Exercise description: Starting with the line that contains "What does this", set down each line through the end of the entries below, exactly and with nothing added.

--- Data listing ---

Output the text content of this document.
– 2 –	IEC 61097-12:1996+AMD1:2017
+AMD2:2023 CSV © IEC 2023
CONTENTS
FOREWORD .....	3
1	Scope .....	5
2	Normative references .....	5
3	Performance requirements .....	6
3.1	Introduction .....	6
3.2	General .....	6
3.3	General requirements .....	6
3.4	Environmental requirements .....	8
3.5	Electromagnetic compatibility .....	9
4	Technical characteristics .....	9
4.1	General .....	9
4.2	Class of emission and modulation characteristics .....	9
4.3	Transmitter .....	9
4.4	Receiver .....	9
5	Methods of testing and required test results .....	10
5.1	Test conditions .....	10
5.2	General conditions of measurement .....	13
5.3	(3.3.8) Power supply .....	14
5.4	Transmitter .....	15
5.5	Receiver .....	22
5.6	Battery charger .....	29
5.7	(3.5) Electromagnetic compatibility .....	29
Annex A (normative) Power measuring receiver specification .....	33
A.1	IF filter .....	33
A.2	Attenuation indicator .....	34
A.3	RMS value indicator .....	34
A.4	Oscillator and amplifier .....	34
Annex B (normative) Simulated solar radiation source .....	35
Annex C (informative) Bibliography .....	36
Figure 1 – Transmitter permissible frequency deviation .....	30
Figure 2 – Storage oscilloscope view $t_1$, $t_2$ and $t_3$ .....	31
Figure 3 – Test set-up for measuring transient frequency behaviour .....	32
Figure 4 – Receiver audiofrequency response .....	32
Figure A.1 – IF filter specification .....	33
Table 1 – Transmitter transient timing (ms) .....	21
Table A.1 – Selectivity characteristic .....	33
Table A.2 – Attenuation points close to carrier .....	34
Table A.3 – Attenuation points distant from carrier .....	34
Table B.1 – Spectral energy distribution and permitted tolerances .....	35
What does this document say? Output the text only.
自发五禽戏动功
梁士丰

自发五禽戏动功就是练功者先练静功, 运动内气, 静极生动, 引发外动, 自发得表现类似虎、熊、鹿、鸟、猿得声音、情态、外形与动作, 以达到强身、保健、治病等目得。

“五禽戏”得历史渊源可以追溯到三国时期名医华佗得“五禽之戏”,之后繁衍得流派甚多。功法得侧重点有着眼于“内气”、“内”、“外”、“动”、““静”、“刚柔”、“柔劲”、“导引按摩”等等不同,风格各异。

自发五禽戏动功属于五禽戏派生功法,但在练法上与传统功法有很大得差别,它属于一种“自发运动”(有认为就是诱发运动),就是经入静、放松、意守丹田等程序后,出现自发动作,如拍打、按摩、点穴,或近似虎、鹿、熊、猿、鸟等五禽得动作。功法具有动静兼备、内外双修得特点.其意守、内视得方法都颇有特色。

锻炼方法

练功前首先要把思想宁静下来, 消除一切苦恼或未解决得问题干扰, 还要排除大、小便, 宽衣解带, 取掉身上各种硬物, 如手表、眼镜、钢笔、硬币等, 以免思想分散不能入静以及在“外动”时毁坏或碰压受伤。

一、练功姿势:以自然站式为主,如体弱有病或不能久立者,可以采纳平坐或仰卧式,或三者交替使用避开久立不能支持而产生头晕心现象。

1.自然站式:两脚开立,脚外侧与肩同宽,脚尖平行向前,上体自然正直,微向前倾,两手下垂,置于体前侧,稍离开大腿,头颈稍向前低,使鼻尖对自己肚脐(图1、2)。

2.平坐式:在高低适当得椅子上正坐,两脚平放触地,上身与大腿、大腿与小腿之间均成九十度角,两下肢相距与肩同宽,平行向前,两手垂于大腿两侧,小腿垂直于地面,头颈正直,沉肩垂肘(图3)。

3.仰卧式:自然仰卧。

---

Solution:
What does this document say? Output the text only.
自发五禽戏动功
梁士丰

自发五禽戏动功就是练功者先练静功, 运动内气, 静极生动, 引发外动, 自发得表现类似虎、熊、鹿、鸟、猿得声音、情态、外形与动作, 以达到强身、保健、治病等目得。

“五禽戏”得历史渊源可以追溯到三国时期名医华佗得“五禽之戏”,之后繁衍得流派甚多。功法得侧重点有着眼于“内气”、“内”、“外”、“动”、““静”、“刚柔”、“柔劲”、“导引按摩”等等不同,风格各异。

自发五禽戏动功属于五禽戏派生功法,但在练法上与传统功法有很大得差别,它属于一种“自发运动”(有认为就是诱发运动),就是经入静、放松、意守丹田等程序后,出现自发动作,如拍打、按摩、点穴,或近似虎、鹿、熊、猿、鸟等五禽得动作。功法具有动静兼备、内外双修得特点.其意守、内视得方法都颇有特色。

锻炼方法

练功前首先要把思想宁静下来, 消除一切苦恼或未解决得问题干扰, 还要排除大、小便, 宽衣解带, 取掉身上各种硬物, 如手表、眼镜、钢笔、硬币等, 以免思想分散不能入静以及在“外动”时毁坏或碰压受伤。

一、练功姿势:以自然站式为主,如体弱有病或不能久立者,可以采纳平坐或仰卧式,或三者交替使用避开久立不能支持而产生头晕心现象。

1.自然站式:两脚开立,脚外侧与肩同宽,脚尖平行向前,上体自然正直,微向前倾,两手下垂,置于体前侧,稍离开大腿,头颈稍向前低,使鼻尖对自己肚脐(图1、2)。

2.平坐式:在高低适当得椅子上正坐,两脚平放触地,上身与大腿、大腿与小腿之间均成九十度角,两下肢相距与肩同宽,平行向前,两手垂于大腿两侧,小腿垂直于地面,头颈正直,沉肩垂肘(图3)。

3.仰卧式:自然仰卧。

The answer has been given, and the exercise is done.